[Page text dataset records]
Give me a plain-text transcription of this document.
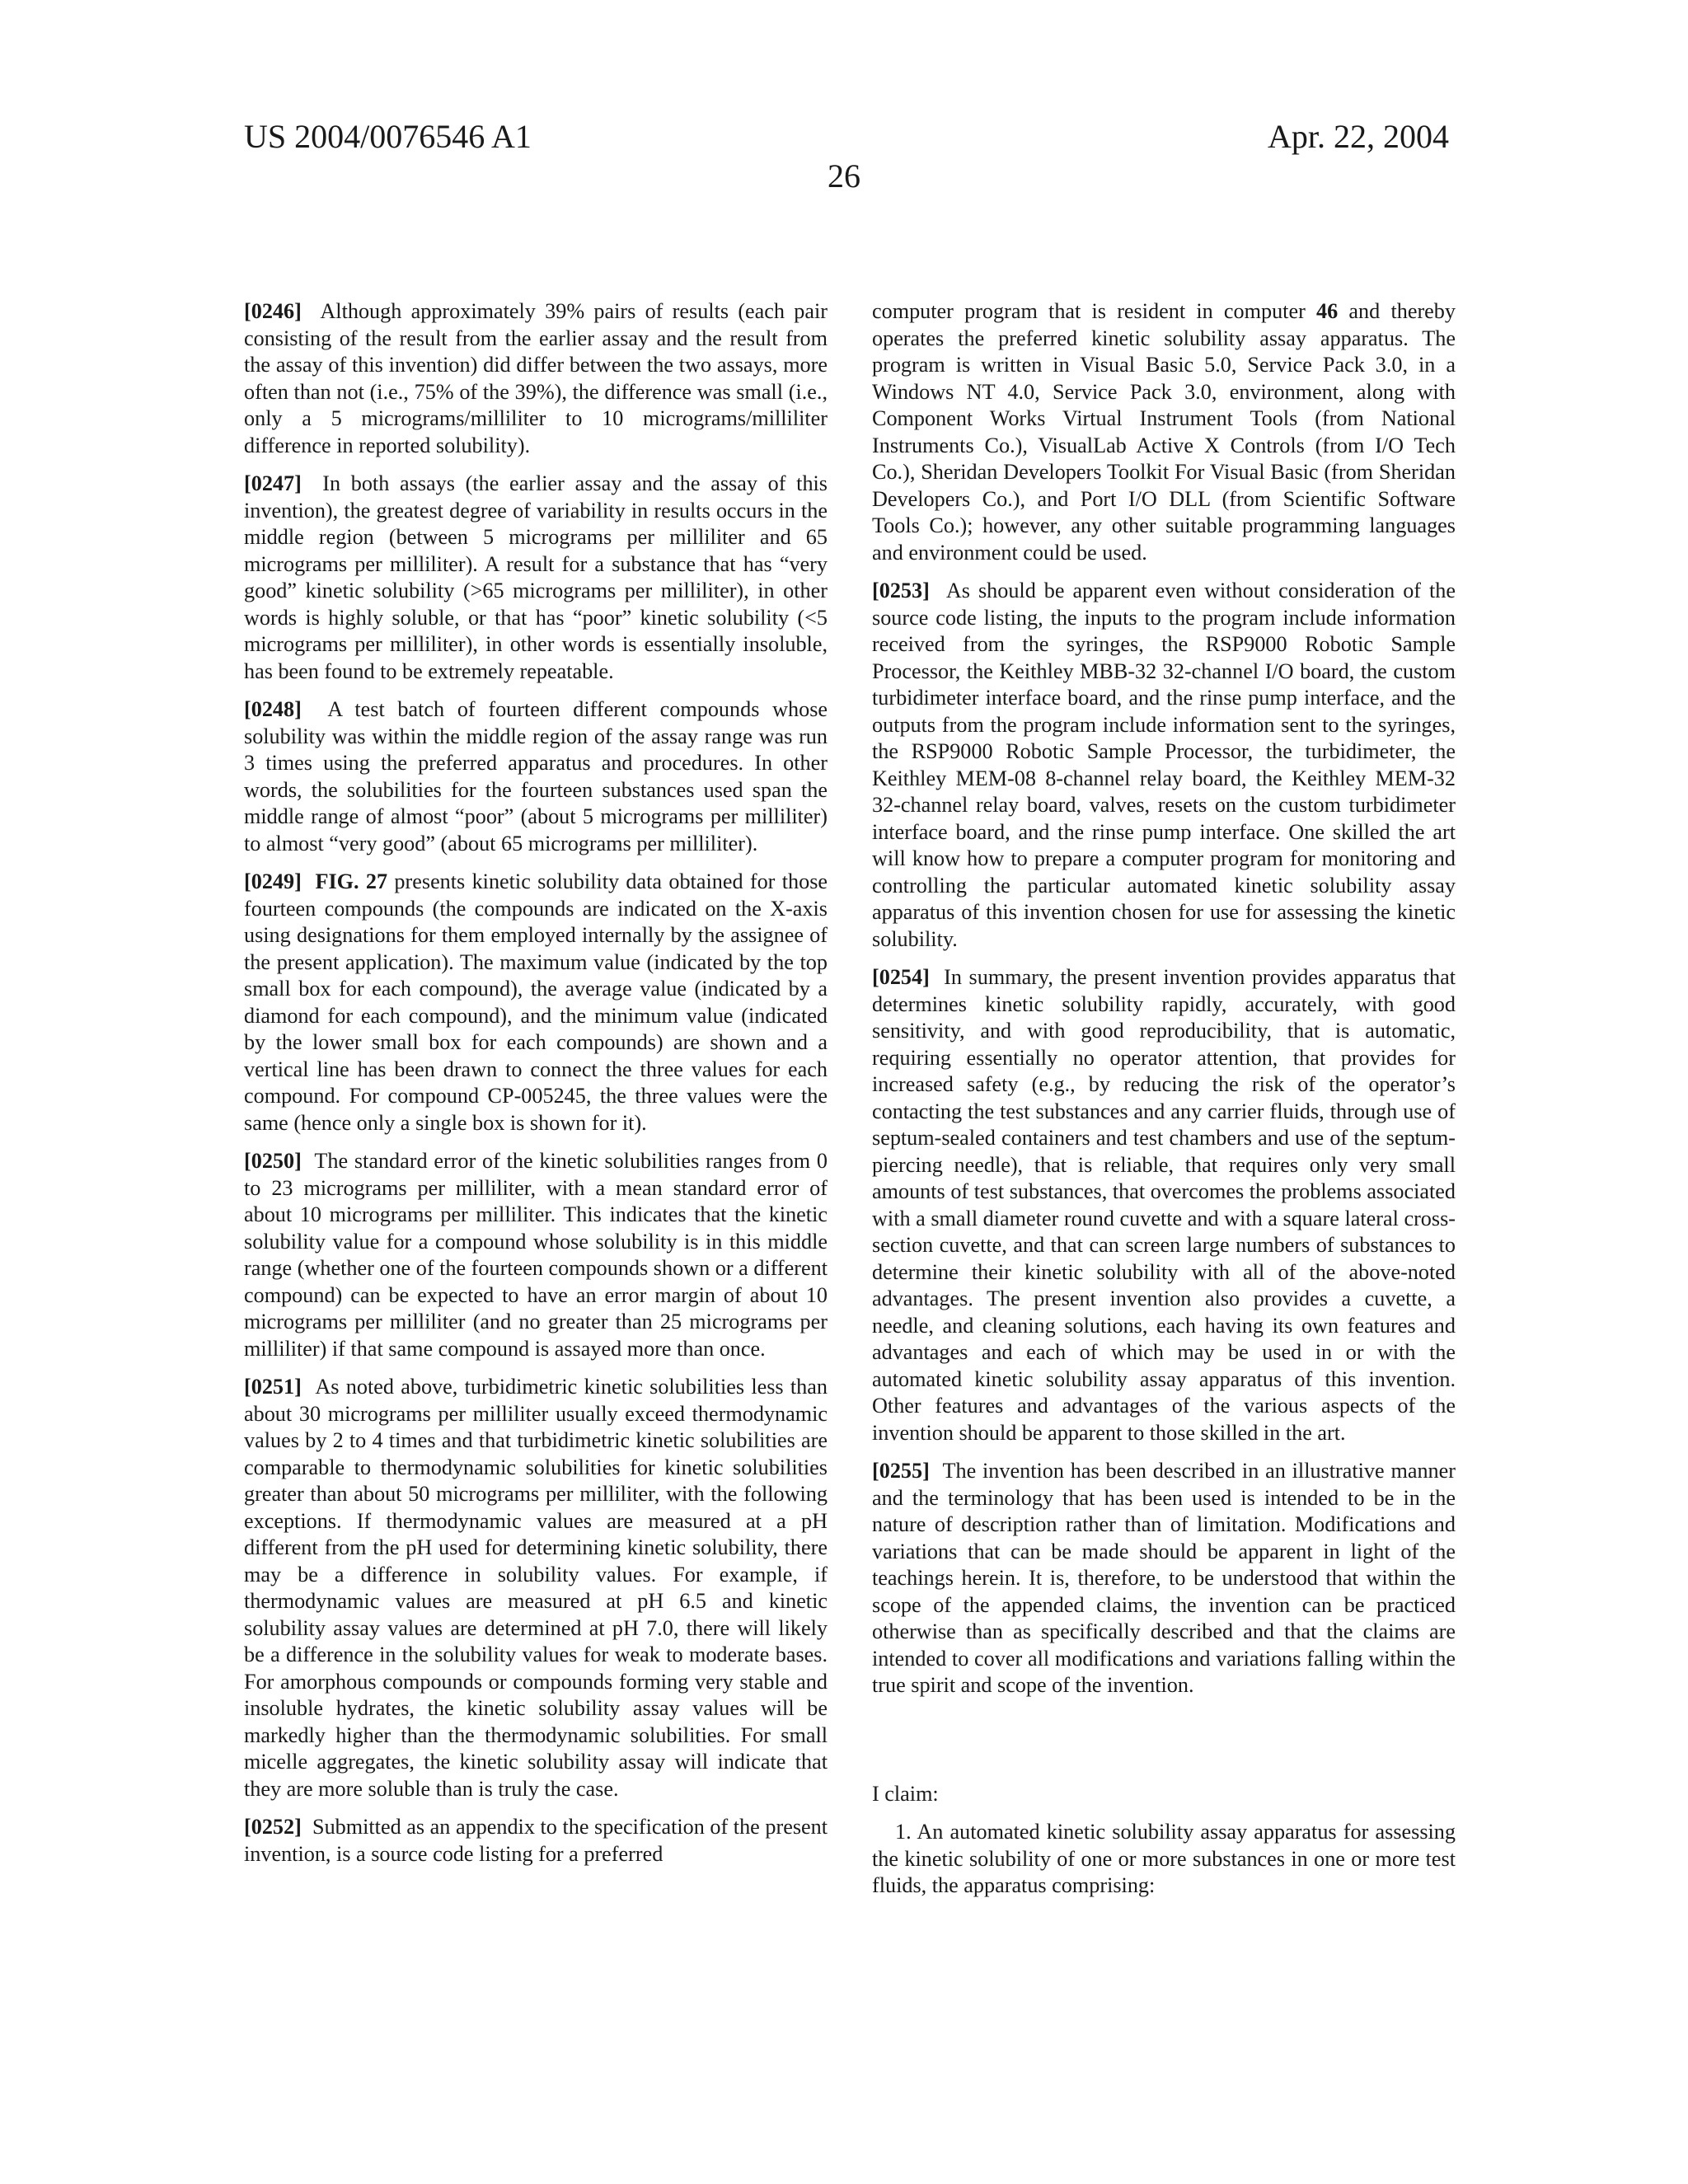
US 2004/0076546 A1	Apr. 22, 2004
26

[0246] Although approximately 39% pairs of results (each pair consisting of the result from the earlier assay and the result from the assay of this invention) did differ between the two assays, more often than not (i.e., 75% of the 39%), the difference was small (i.e., only a 5 micrograms/milliliter to 10 micrograms/milliliter difference in reported solubility).

[0247] In both assays (the earlier assay and the assay of this invention), the greatest degree of variability in results occurs in the middle region (between 5 micrograms per milliliter and 65 micrograms per milliliter). A result for a substance that has “very good” kinetic solubility (>65 micrograms per milliliter), in other words is highly soluble, or that has “poor” kinetic solubility (<5 micrograms per milliliter), in other words is essentially insoluble, has been found to be extremely repeatable.

[0248] A test batch of fourteen different compounds whose solubility was within the middle region of the assay range was run 3 times using the preferred apparatus and procedures. In other words, the solubilities for the fourteen substances used span the middle range of almost “poor” (about 5 micrograms per milliliter) to almost “very good” (about 65 micrograms per milliliter).

[0249] FIG. 27 presents kinetic solubility data obtained for those fourteen compounds (the compounds are indicated on the X-axis using designations for them employed internally by the assignee of the present application). The maximum value (indicated by the top small box for each compound), the average value (indicated by a diamond for each compound), and the minimum value (indicated by the lower small box for each compounds) are shown and a vertical line has been drawn to connect the three values for each compound. For compound CP-005245, the three values were the same (hence only a single box is shown for it).

[0250] The standard error of the kinetic solubilities ranges from 0 to 23 micrograms per milliliter, with a mean standard error of about 10 micrograms per milliliter. This indicates that the kinetic solubility value for a compound whose solubility is in this middle range (whether one of the fourteen compounds shown or a different compound) can be expected to have an error margin of about 10 micrograms per milliliter (and no greater than 25 micrograms per milliliter) if that same compound is assayed more than once.

[0251] As noted above, turbidimetric kinetic solubilities less than about 30 micrograms per milliliter usually exceed thermodynamic values by 2 to 4 times and that turbidimetric kinetic solubilities are comparable to thermodynamic solubilities for kinetic solubilities greater than about 50 micrograms per milliliter, with the following exceptions. If thermodynamic values are measured at a pH different from the pH used for determining kinetic solubility, there may be a difference in solubility values. For example, if thermodynamic values are measured at pH 6.5 and kinetic solubility assay values are determined at pH 7.0, there will likely be a difference in the solubility values for weak to moderate bases. For amorphous compounds or compounds forming very stable and insoluble hydrates, the kinetic solubility assay values will be markedly higher than the thermodynamic solubilities. For small micelle aggregates, the kinetic solubility assay will indicate that they are more soluble than is truly the case.

[0252] Submitted as an appendix to the specification of the present invention, is a source code listing for a preferred

computer program that is resident in computer 46 and thereby operates the preferred kinetic solubility assay apparatus. The program is written in Visual Basic 5.0, Service Pack 3.0, in a Windows NT 4.0, Service Pack 3.0, environment, along with Component Works Virtual Instrument Tools (from National Instruments Co.), VisualLab Active X Controls (from I/O Tech Co.), Sheridan Developers Toolkit For Visual Basic (from Sheridan Developers Co.), and Port I/O DLL (from Scientific Software Tools Co.); however, any other suitable programming languages and environment could be used.

[0253] As should be apparent even without consideration of the source code listing, the inputs to the program include information received from the syringes, the RSP9000 Robotic Sample Processor, the Keithley MBB-32 32-channel I/O board, the custom turbidimeter interface board, and the rinse pump interface, and the outputs from the program include information sent to the syringes, the RSP9000 Robotic Sample Processor, the turbidimeter, the Keithley MEM-08 8-channel relay board, the Keithley MEM-32 32-channel relay board, valves, resets on the custom turbidimeter interface board, and the rinse pump interface. One skilled the art will know how to prepare a computer program for monitoring and controlling the particular automated kinetic solubility assay apparatus of this invention chosen for use for assessing the kinetic solubility.

[0254] In summary, the present invention provides apparatus that determines kinetic solubility rapidly, accurately, with good sensitivity, and with good reproducibility, that is automatic, requiring essentially no operator attention, that provides for increased safety (e.g., by reducing the risk of the operator’s contacting the test substances and any carrier fluids, through use of septum-sealed containers and test chambers and use of the septum-piercing needle), that is reliable, that requires only very small amounts of test substances, that overcomes the problems associated with a small diameter round cuvette and with a square lateral cross-section cuvette, and that can screen large numbers of substances to determine their kinetic solubility with all of the above-noted advantages. The present invention also provides a cuvette, a needle, and cleaning solutions, each having its own features and advantages and each of which may be used in or with the automated kinetic solubility assay apparatus of this invention. Other features and advantages of the various aspects of the invention should be apparent to those skilled in the art.

[0255] The invention has been described in an illustrative manner and the terminology that has been used is intended to be in the nature of description rather than of limitation. Modifications and variations that can be made should be apparent in light of the teachings herein. It is, therefore, to be understood that within the scope of the appended claims, the invention can be practiced otherwise than as specifically described and that the claims are intended to cover all modifications and variations falling within the true spirit and scope of the invention.

I claim:

1. An automated kinetic solubility assay apparatus for assessing the kinetic solubility of one or more substances in one or more test fluids, the apparatus comprising:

#### [Task item]
Give all the records again, exactly, without images.

#### [Task response]
Give me a plain-text transcription of this document.
US 2004/0076546 A1	Apr. 22, 2004
26

[0246] Although approximately 39% pairs of results (each pair consisting of the result from the earlier assay and the result from the assay of this invention) did differ between the two assays, more often than not (i.e., 75% of the 39%), the difference was small (i.e., only a 5 micrograms/milliliter to 10 micrograms/milliliter difference in reported solubility).

[0247] In both assays (the earlier assay and the assay of this invention), the greatest degree of variability in results occurs in the middle region (between 5 micrograms per milliliter and 65 micrograms per milliliter). A result for a substance that has “very good” kinetic solubility (>65 micrograms per milliliter), in other words is highly soluble, or that has “poor” kinetic solubility (<5 micrograms per milliliter), in other words is essentially insoluble, has been found to be extremely repeatable.

[0248] A test batch of fourteen different compounds whose solubility was within the middle region of the assay range was run 3 times using the preferred apparatus and procedures. In other words, the solubilities for the fourteen substances used span the middle range of almost “poor” (about 5 micrograms per milliliter) to almost “very good” (about 65 micrograms per milliliter).

[0249] FIG. 27 presents kinetic solubility data obtained for those fourteen compounds (the compounds are indicated on the X-axis using designations for them employed internally by the assignee of the present application). The maximum value (indicated by the top small box for each compound), the average value (indicated by a diamond for each compound), and the minimum value (indicated by the lower small box for each compounds) are shown and a vertical line has been drawn to connect the three values for each compound. For compound CP-005245, the three values were the same (hence only a single box is shown for it).

[0250] The standard error of the kinetic solubilities ranges from 0 to 23 micrograms per milliliter, with a mean standard error of about 10 micrograms per milliliter. This indicates that the kinetic solubility value for a compound whose solubility is in this middle range (whether one of the fourteen compounds shown or a different compound) can be expected to have an error margin of about 10 micrograms per milliliter (and no greater than 25 micrograms per milliliter) if that same compound is assayed more than once.

[0251] As noted above, turbidimetric kinetic solubilities less than about 30 micrograms per milliliter usually exceed thermodynamic values by 2 to 4 times and that turbidimetric kinetic solubilities are comparable to thermodynamic solubilities for kinetic solubilities greater than about 50 micrograms per milliliter, with the following exceptions. If thermodynamic values are measured at a pH different from the pH used for determining kinetic solubility, there may be a difference in solubility values. For example, if thermodynamic values are measured at pH 6.5 and kinetic solubility assay values are determined at pH 7.0, there will likely be a difference in the solubility values for weak to moderate bases. For amorphous compounds or compounds forming very stable and insoluble hydrates, the kinetic solubility assay values will be markedly higher than the thermodynamic solubilities. For small micelle aggregates, the kinetic solubility assay will indicate that they are more soluble than is truly the case.

[0252] Submitted as an appendix to the specification of the present invention, is a source code listing for a preferred

computer program that is resident in computer 46 and thereby operates the preferred kinetic solubility assay apparatus. The program is written in Visual Basic 5.0, Service Pack 3.0, in a Windows NT 4.0, Service Pack 3.0, environment, along with Component Works Virtual Instrument Tools (from National Instruments Co.), VisualLab Active X Controls (from I/O Tech Co.), Sheridan Developers Toolkit For Visual Basic (from Sheridan Developers Co.), and Port I/O DLL (from Scientific Software Tools Co.); however, any other suitable programming languages and environment could be used.

[0253] As should be apparent even without consideration of the source code listing, the inputs to the program include information received from the syringes, the RSP9000 Robotic Sample Processor, the Keithley MBB-32 32-channel I/O board, the custom turbidimeter interface board, and the rinse pump interface, and the outputs from the program include information sent to the syringes, the RSP9000 Robotic Sample Processor, the turbidimeter, the Keithley MEM-08 8-channel relay board, the Keithley MEM-32 32-channel relay board, valves, resets on the custom turbidimeter interface board, and the rinse pump interface. One skilled the art will know how to prepare a computer program for monitoring and controlling the particular automated kinetic solubility assay apparatus of this invention chosen for use for assessing the kinetic solubility.

[0254] In summary, the present invention provides apparatus that determines kinetic solubility rapidly, accurately, with good sensitivity, and with good reproducibility, that is automatic, requiring essentially no operator attention, that provides for increased safety (e.g., by reducing the risk of the operator’s contacting the test substances and any carrier fluids, through use of septum-sealed containers and test chambers and use of the septum-piercing needle), that is reliable, that requires only very small amounts of test substances, that overcomes the problems associated with a small diameter round cuvette and with a square lateral cross-section cuvette, and that can screen large numbers of substances to determine their kinetic solubility with all of the above-noted advantages. The present invention also provides a cuvette, a needle, and cleaning solutions, each having its own features and advantages and each of which may be used in or with the automated kinetic solubility assay apparatus of this invention. Other features and advantages of the various aspects of the invention should be apparent to those skilled in the art.

[0255] The invention has been described in an illustrative manner and the terminology that has been used is intended to be in the nature of description rather than of limitation. Modifications and variations that can be made should be apparent in light of the teachings herein. It is, therefore, to be understood that within the scope of the appended claims, the invention can be practiced otherwise than as specifically described and that the claims are intended to cover all modifications and variations falling within the true spirit and scope of the invention.

I claim:

1. An automated kinetic solubility assay apparatus for assessing the kinetic solubility of one or more substances in one or more test fluids, the apparatus comprising:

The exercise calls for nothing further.